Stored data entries

——————

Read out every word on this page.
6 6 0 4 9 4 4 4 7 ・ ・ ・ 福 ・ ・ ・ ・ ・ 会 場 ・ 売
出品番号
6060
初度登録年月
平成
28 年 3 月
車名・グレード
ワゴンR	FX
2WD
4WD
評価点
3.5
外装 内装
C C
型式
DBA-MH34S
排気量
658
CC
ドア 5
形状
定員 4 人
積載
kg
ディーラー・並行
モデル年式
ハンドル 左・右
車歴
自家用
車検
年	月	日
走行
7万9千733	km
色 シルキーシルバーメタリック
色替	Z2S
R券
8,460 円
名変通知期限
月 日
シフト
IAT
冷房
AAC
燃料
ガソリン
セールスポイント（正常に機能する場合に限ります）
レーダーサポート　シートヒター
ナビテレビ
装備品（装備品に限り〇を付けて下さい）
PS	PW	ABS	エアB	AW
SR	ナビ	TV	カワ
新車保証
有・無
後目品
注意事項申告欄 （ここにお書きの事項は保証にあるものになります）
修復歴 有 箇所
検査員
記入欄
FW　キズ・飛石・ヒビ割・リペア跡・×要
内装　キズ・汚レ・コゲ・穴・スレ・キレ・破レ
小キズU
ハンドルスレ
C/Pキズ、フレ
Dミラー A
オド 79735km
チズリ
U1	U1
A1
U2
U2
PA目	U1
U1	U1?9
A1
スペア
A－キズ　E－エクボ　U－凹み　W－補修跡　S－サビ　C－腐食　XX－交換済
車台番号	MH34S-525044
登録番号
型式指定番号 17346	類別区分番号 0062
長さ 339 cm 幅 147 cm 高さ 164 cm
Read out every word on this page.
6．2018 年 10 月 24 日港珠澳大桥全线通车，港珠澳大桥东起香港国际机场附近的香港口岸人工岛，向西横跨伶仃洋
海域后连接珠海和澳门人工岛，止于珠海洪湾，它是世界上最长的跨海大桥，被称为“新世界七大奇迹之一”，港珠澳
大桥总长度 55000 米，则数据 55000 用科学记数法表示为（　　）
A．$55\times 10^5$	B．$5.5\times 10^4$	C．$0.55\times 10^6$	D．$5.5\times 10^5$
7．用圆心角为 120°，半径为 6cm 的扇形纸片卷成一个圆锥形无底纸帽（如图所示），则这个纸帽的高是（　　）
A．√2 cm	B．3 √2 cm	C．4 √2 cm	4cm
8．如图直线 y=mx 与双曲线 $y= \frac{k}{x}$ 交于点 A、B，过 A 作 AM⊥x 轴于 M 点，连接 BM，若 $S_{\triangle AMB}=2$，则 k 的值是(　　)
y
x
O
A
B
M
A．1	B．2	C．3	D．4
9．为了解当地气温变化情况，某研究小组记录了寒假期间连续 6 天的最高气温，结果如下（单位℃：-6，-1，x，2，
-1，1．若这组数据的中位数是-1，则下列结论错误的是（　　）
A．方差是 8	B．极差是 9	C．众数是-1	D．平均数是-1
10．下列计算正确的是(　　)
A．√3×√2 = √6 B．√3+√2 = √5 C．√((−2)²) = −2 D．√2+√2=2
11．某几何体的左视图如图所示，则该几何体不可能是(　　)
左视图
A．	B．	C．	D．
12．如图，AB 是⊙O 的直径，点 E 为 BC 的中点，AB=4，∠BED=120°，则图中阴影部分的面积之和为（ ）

——————

- What needs to be done -
Every line above should be printed again exactly as it stands.

- The result -
Read out every word on this page.
6 6 0 4 9 4 4 4 7 ・ ・ ・ 福 ・ ・ ・ ・ ・ 会 場 ・ 売
出品番号
6060
初度登録年月
平成
28 年 3 月
車名・グレード
ワゴンR	FX
2WD
4WD
評価点
3.5
外装 内装
C C
型式
DBA-MH34S
排気量
658
CC
ドア 5
形状
定員 4 人
積載
kg
ディーラー・並行
モデル年式
ハンドル 左・右
車歴
自家用
車検
年	月	日
走行
7万9千733	km
色 シルキーシルバーメタリック
色替	Z2S
R券
8,460 円
名変通知期限
月 日
シフト
IAT
冷房
AAC
燃料
ガソリン
セールスポイント（正常に機能する場合に限ります）
レーダーサポート　シートヒター
ナビテレビ
装備品（装備品に限り〇を付けて下さい）
PS	PW	ABS	エアB	AW
SR	ナビ	TV	カワ
新車保証
有・無
後目品
注意事項申告欄 （ここにお書きの事項は保証にあるものになります）
修復歴 有 箇所
検査員
記入欄
FW　キズ・飛石・ヒビ割・リペア跡・×要
内装　キズ・汚レ・コゲ・穴・スレ・キレ・破レ
小キズU
ハンドルスレ
C/Pキズ、フレ
Dミラー A
オド 79735km
チズリ
U1	U1
A1
U2
U2
PA目	U1
U1	U1?9
A1
スペア
A－キズ　E－エクボ　U－凹み　W－補修跡　S－サビ　C－腐食　XX－交換済
車台番号	MH34S-525044
登録番号
型式指定番号 17346	類別区分番号 0062
長さ 339 cm 幅 147 cm 高さ 164 cm
Read out every word on this page.
6．2018 年 10 月 24 日港珠澳大桥全线通车，港珠澳大桥东起香港国际机场附近的香港口岸人工岛，向西横跨伶仃洋
海域后连接珠海和澳门人工岛，止于珠海洪湾，它是世界上最长的跨海大桥，被称为“新世界七大奇迹之一”，港珠澳
大桥总长度 55000 米，则数据 55000 用科学记数法表示为（　　）
A．$55\times 10^5$	B．$5.5\times 10^4$	C．$0.55\times 10^6$	D．$5.5\times 10^5$
7．用圆心角为 120°，半径为 6cm 的扇形纸片卷成一个圆锥形无底纸帽（如图所示），则这个纸帽的高是（　　）
A．√2 cm	B．3 √2 cm	C．4 √2 cm	4cm
8．如图直线 y=mx 与双曲线 $y= \frac{k}{x}$ 交于点 A、B，过 A 作 AM⊥x 轴于 M 点，连接 BM，若 $S_{\triangle AMB}=2$，则 k 的值是(　　)
y
x
O
A
B
M
A．1	B．2	C．3	D．4
9．为了解当地气温变化情况，某研究小组记录了寒假期间连续 6 天的最高气温，结果如下（单位℃：-6，-1，x，2，
-1，1．若这组数据的中位数是-1，则下列结论错误的是（　　）
A．方差是 8	B．极差是 9	C．众数是-1	D．平均数是-1
10．下列计算正确的是(　　)
A．√3×√2 = √6 B．√3+√2 = √5 C．√((−2)²) = −2 D．√2+√2=2
11．某几何体的左视图如图所示，则该几何体不可能是(　　)
左视图
A．	B．	C．	D．
12．如图，AB 是⊙O 的直径，点 E 为 BC 的中点，AB=4，∠BED=120°，则图中阴影部分的面积之和为（ ）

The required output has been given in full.